Restate, word for word, all of the material shown below.

* _Data provided_
....

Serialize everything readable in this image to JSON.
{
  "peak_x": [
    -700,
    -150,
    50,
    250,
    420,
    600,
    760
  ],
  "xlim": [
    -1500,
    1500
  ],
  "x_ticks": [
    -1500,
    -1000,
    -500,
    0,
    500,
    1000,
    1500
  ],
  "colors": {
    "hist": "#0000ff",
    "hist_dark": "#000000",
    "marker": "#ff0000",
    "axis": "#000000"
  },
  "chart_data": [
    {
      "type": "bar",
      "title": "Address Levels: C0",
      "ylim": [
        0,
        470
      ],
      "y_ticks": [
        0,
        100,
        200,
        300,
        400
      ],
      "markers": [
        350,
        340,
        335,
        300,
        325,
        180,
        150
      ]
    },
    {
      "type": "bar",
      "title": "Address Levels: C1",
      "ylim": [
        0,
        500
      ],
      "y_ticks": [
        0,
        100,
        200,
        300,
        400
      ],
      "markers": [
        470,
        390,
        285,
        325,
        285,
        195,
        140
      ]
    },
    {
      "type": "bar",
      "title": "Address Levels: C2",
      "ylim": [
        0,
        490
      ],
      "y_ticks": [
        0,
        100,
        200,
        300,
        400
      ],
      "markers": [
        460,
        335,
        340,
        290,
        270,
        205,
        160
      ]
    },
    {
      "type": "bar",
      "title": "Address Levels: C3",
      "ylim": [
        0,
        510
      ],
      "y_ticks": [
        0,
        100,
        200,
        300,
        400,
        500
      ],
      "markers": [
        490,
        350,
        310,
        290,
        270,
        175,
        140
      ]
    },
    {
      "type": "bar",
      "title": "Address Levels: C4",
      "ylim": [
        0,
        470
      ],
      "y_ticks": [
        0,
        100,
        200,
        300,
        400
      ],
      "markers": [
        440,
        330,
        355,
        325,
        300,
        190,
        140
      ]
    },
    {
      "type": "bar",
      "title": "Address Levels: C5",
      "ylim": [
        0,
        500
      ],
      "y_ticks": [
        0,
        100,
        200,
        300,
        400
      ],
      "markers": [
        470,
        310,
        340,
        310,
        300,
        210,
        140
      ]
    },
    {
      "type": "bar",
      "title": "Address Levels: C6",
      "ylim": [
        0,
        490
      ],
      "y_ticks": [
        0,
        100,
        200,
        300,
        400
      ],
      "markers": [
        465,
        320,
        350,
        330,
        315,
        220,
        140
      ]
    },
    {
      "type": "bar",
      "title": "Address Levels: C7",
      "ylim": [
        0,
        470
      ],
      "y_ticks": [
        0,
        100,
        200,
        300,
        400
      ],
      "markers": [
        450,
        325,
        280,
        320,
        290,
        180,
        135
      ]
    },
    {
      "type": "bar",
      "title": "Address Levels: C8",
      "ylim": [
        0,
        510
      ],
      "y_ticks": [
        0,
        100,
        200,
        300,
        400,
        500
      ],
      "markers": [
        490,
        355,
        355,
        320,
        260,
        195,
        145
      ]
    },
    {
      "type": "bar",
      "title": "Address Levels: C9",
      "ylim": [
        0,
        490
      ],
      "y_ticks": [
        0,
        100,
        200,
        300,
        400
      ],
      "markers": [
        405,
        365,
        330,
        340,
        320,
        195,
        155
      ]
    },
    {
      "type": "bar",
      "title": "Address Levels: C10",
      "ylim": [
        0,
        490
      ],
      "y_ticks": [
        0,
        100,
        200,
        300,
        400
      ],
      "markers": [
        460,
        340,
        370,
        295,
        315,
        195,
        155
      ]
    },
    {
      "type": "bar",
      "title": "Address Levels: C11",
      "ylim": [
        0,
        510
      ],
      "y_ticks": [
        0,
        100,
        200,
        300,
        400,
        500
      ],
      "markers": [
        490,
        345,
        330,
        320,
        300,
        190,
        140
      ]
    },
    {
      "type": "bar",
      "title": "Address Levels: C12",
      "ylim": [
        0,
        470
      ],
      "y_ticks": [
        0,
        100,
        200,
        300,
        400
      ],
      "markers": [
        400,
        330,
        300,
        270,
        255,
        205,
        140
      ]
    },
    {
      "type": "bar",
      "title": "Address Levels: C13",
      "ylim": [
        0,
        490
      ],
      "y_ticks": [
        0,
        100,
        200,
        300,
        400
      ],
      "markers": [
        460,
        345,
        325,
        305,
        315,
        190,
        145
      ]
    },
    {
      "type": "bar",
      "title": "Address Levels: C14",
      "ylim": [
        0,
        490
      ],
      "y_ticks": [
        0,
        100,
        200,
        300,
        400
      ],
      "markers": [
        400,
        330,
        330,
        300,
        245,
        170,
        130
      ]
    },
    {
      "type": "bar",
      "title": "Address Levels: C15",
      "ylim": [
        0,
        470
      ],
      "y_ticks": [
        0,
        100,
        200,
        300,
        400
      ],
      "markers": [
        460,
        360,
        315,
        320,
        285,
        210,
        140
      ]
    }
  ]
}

....

* _Exercise result_
Serialize everything readable in this image to JSON.
{
  "peak_x": [
    -700,
    -150,
    50,
    250,
    420,
    600,
    760
  ],
  "xlim": [
    -1500,
    1500
  ],
  "x_ticks": [
    -1500,
    -1000,
    -500,
    0,
    500,
    1000,
    1500
  ],
  "colors": {
    "hist": "#0000ff",
    "hist_dark": "#000000",
    "marker": "#ff0000",
    "axis": "#000000"
  },
  "chart_data": [
    {
      "type": "bar",
      "title": "Address Levels: C0",
      "ylim": [
        0,
        470
      ],
      "y_ticks": [
        0,
        100,
        200,
        300,
        400
      ],
      "markers": [
        350,
        340,
        335,
        300,
        325,
        180,
        150
      ]
    },
    {
      "type": "bar",
      "title": "Address Levels: C1",
      "ylim": [
        0,
        500
      ],
      "y_ticks": [
        0,
        100,
        200,
        300,
        400
      ],
      "markers": [
        470,
        390,
        285,
        325,
        285,
        195,
        140
      ]
    },
    {
      "type": "bar",
      "title": "Address Levels: C2",
      "ylim": [
        0,
        490
      ],
      "y_ticks": [
        0,
        100,
        200,
        300,
        400
      ],
      "markers": [
        460,
        335,
        340,
        290,
        270,
        205,
        160
      ]
    },
    {
      "type": "bar",
      "title": "Address Levels: C3",
      "ylim": [
        0,
        510
      ],
      "y_ticks": [
        0,
        100,
        200,
        300,
        400,
        500
      ],
      "markers": [
        490,
        350,
        310,
        290,
        270,
        175,
        140
      ]
    },
    {
      "type": "bar",
      "title": "Address Levels: C4",
      "ylim": [
        0,
        470
      ],
      "y_ticks": [
        0,
        100,
        200,
        300,
        400
      ],
      "markers": [
        440,
        330,
        355,
        325,
        300,
        190,
        140
      ]
    },
    {
      "type": "bar",
      "title": "Address Levels: C5",
      "ylim": [
        0,
        500
      ],
      "y_ticks": [
        0,
        100,
        200,
        300,
        400
      ],
      "markers": [
        470,
        310,
        340,
        310,
        300,
        210,
        140
      ]
    },
    {
      "type": "bar",
      "title": "Address Levels: C6",
      "ylim": [
        0,
        490
      ],
      "y_ticks": [
        0,
        100,
        200,
        300,
        400
      ],
      "markers": [
        465,
        320,
        350,
        330,
        315,
        220,
        140
      ]
    },
    {
      "type": "bar",
      "title": "Address Levels: C7",
      "ylim": [
        0,
        470
      ],
      "y_ticks": [
        0,
        100,
        200,
        300,
        400
      ],
      "markers": [
        450,
        325,
        280,
        320,
        290,
        180,
        135
      ]
    },
    {
      "type": "bar",
      "title": "Address Levels: C8",
      "ylim": [
        0,
        510
      ],
      "y_ticks": [
        0,
        100,
        200,
        300,
        400,
        500
      ],
      "markers": [
        490,
        355,
        355,
        320,
        260,
        195,
        145
      ]
    },
    {
      "type": "bar",
      "title": "Address Levels: C9",
      "ylim": [
        0,
        490
      ],
      "y_ticks": [
        0,
        100,
        200,
        300,
        400
      ],
      "markers": [
        405,
        365,
        330,
        340,
        320,
        195,
        155
      ]
    },
    {
      "type": "bar",
      "title": "Address Levels: C10",
      "ylim": [
        0,
        490
      ],
      "y_ticks": [
        0,
        100,
        200,
        300,
        400
      ],
      "markers": [
        460,
        340,
        370,
        295,
        315,
        195,
        155
      ]
    },
    {
      "type": "bar",
      "title": "Address Levels: C11",
      "ylim": [
        0,
        510
      ],
      "y_ticks": [
        0,
        100,
        200,
        300,
        400,
        500
      ],
      "markers": [
        490,
        345,
        330,
        320,
        300,
        190,
        140
      ]
    },
    {
      "type": "bar",
      "title": "Address Levels: C12",
      "ylim": [
        0,
        470
      ],
      "y_ticks": [
        0,
        100,
        200,
        300,
        400
      ],
      "markers": [
        400,
        330,
        300,
        270,
        255,
        205,
        140
      ]
    },
    {
      "type": "bar",
      "title": "Address Levels: C13",
      "ylim": [
        0,
        490
      ],
      "y_ticks": [
        0,
        100,
        200,
        300,
        400
      ],
      "markers": [
        460,
        345,
        325,
        305,
        315,
        190,
        145
      ]
    },
    {
      "type": "bar",
      "title": "Address Levels: C14",
      "ylim": [
        0,
        490
      ],
      "y_ticks": [
        0,
        100,
        200,
        300,
        400
      ],
      "markers": [
        400,
        330,
        330,
        300,
        245,
        170,
        130
      ]
    },
    {
      "type": "bar",
      "title": "Address Levels: C15",
      "ylim": [
        0,
        470
      ],
      "y_ticks": [
        0,
        100,
        200,
        300,
        400
      ],
      "markers": [
        460,
        360,
        315,
        320,
        285,
        210,
        140
      ]
    }
  ]
}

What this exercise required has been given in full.